** Start **

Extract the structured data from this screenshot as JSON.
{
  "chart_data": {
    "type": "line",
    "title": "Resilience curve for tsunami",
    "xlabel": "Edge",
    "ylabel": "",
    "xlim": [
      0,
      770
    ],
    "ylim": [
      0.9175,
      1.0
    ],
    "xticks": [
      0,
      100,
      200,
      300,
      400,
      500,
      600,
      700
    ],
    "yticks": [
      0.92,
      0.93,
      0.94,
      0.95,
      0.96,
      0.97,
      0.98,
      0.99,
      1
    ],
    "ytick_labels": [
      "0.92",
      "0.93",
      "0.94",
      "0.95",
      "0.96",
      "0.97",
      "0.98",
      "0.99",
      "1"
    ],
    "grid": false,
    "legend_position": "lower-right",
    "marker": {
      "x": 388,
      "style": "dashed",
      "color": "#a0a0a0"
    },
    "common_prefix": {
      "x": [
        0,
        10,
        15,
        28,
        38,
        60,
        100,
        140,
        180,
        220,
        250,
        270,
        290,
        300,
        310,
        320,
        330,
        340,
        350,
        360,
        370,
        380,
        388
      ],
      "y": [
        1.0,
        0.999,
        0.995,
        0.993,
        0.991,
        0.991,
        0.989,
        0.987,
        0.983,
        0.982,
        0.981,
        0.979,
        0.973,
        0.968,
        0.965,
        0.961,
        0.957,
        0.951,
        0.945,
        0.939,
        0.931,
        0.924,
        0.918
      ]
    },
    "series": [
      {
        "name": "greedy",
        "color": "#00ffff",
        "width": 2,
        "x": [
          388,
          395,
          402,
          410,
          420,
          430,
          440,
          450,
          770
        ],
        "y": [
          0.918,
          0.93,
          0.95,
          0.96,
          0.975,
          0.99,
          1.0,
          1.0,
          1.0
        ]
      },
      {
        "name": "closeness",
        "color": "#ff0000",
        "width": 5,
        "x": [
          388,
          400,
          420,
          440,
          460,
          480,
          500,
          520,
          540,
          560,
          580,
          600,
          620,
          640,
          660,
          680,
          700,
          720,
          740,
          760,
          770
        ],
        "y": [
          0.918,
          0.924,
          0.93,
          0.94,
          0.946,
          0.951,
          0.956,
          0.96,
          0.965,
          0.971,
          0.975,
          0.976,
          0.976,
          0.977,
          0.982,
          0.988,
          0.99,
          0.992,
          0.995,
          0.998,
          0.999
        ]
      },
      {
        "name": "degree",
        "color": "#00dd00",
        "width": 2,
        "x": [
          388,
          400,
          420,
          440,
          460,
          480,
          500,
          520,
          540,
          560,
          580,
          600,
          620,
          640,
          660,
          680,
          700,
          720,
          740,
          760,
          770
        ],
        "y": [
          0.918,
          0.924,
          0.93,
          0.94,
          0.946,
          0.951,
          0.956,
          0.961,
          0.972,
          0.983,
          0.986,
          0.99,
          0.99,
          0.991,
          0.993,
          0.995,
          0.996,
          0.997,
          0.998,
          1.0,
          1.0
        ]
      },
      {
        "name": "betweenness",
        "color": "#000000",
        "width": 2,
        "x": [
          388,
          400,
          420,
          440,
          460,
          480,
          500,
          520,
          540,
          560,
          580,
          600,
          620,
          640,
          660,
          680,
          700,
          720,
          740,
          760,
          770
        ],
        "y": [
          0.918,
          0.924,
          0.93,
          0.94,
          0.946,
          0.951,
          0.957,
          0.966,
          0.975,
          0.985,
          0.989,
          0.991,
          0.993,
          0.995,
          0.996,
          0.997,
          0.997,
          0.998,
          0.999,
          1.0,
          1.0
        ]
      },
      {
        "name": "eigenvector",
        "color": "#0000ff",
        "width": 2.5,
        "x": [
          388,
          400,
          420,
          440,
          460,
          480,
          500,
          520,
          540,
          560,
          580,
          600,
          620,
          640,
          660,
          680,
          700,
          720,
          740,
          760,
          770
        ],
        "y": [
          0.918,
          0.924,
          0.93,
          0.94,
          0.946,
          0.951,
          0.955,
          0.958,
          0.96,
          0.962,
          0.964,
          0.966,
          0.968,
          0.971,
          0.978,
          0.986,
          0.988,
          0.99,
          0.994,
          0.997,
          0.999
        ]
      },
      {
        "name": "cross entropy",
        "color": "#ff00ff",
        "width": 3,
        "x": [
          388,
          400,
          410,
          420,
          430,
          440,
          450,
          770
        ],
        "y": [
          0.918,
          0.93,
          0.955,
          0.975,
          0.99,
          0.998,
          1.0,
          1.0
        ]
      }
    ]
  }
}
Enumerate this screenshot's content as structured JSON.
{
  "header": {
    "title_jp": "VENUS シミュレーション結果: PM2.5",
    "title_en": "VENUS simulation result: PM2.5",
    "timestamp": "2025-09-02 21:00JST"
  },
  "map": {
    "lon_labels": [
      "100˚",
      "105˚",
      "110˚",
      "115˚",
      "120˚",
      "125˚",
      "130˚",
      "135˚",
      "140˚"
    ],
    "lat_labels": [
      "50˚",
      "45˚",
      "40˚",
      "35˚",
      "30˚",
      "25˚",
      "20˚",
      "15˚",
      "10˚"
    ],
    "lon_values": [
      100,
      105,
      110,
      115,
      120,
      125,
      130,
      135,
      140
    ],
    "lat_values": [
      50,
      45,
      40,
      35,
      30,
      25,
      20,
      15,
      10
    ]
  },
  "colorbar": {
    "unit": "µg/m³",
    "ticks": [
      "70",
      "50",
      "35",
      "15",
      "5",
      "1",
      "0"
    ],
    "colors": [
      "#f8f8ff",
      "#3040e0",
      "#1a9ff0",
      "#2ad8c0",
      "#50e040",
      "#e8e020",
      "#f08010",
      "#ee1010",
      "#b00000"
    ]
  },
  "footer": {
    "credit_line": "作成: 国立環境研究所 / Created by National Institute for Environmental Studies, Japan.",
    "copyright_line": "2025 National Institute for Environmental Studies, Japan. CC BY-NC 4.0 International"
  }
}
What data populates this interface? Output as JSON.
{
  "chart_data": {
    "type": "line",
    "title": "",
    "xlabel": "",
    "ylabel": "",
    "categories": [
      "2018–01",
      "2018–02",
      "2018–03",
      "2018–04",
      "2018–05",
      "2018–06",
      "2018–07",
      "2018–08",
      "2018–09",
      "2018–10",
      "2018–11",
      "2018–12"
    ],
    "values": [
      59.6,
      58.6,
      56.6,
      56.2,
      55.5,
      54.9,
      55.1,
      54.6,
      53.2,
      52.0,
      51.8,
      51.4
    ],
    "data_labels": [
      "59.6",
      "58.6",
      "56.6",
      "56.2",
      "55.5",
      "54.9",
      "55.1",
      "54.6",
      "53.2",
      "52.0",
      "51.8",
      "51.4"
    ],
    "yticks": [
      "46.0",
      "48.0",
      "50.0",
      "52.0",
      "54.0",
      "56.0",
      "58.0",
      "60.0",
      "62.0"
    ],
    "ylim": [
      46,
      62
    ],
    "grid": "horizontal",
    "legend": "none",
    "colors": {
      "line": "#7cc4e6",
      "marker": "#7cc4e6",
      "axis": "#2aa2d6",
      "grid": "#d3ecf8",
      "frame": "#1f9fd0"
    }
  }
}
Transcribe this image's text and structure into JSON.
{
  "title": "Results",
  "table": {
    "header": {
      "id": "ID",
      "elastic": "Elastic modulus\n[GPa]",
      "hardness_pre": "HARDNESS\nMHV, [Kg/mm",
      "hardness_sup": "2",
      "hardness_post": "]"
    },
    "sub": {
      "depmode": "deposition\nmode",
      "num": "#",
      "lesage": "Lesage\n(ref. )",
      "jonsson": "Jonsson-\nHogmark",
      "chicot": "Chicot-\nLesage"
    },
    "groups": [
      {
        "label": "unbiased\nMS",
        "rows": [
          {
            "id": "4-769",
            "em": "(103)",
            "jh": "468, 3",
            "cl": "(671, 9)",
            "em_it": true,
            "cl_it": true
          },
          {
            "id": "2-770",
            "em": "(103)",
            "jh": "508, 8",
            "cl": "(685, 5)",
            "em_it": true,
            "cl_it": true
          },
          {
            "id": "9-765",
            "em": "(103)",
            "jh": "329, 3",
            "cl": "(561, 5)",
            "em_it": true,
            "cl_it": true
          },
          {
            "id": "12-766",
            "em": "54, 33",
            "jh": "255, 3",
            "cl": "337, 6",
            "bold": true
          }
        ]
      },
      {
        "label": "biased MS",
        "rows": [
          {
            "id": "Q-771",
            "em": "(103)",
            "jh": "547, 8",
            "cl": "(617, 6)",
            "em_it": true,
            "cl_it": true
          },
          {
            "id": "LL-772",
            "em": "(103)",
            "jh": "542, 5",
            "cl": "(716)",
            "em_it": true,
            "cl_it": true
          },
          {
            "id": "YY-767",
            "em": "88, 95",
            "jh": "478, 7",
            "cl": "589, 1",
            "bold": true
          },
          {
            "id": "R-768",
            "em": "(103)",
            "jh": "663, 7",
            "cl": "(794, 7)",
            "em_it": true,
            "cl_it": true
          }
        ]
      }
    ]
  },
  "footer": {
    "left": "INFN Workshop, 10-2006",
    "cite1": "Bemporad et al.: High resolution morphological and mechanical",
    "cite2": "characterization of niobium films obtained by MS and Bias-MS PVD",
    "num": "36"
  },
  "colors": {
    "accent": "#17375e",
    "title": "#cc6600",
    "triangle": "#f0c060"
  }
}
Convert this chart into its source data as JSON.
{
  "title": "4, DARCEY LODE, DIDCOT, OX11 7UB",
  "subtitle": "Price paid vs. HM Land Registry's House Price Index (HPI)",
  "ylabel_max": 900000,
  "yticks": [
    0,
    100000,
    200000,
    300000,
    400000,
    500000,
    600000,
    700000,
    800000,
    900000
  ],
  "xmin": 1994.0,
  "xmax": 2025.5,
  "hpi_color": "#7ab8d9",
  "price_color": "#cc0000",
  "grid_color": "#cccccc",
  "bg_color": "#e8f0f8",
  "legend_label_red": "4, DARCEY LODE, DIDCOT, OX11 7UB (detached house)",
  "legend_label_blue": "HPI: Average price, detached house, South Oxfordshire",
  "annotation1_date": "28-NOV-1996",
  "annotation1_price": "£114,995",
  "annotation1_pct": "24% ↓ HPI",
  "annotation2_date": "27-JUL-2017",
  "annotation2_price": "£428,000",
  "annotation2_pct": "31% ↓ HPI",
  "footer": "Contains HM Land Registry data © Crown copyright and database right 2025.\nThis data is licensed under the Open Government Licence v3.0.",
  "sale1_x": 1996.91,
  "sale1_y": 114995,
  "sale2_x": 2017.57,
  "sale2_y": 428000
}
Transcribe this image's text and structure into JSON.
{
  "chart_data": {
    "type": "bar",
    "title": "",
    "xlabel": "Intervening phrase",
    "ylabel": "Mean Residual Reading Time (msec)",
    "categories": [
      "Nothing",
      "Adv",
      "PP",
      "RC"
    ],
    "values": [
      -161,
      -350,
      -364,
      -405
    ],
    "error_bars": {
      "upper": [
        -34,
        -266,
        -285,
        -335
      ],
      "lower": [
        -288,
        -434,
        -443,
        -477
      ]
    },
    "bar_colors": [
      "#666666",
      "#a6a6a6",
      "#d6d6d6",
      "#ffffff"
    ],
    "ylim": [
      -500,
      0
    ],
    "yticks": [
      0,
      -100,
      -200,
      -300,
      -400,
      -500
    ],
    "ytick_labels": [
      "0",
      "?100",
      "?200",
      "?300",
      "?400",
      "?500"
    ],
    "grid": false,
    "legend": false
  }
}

** End **

Scan the material above for the string "name" and report each line where you find it.

# [Solution to the exercise]
        "name": "greedy",
        "name": "closeness",
        "name": "degree",
        "name": "betweenness",
        "name": "eigenvector",
        "name": "cross entropy",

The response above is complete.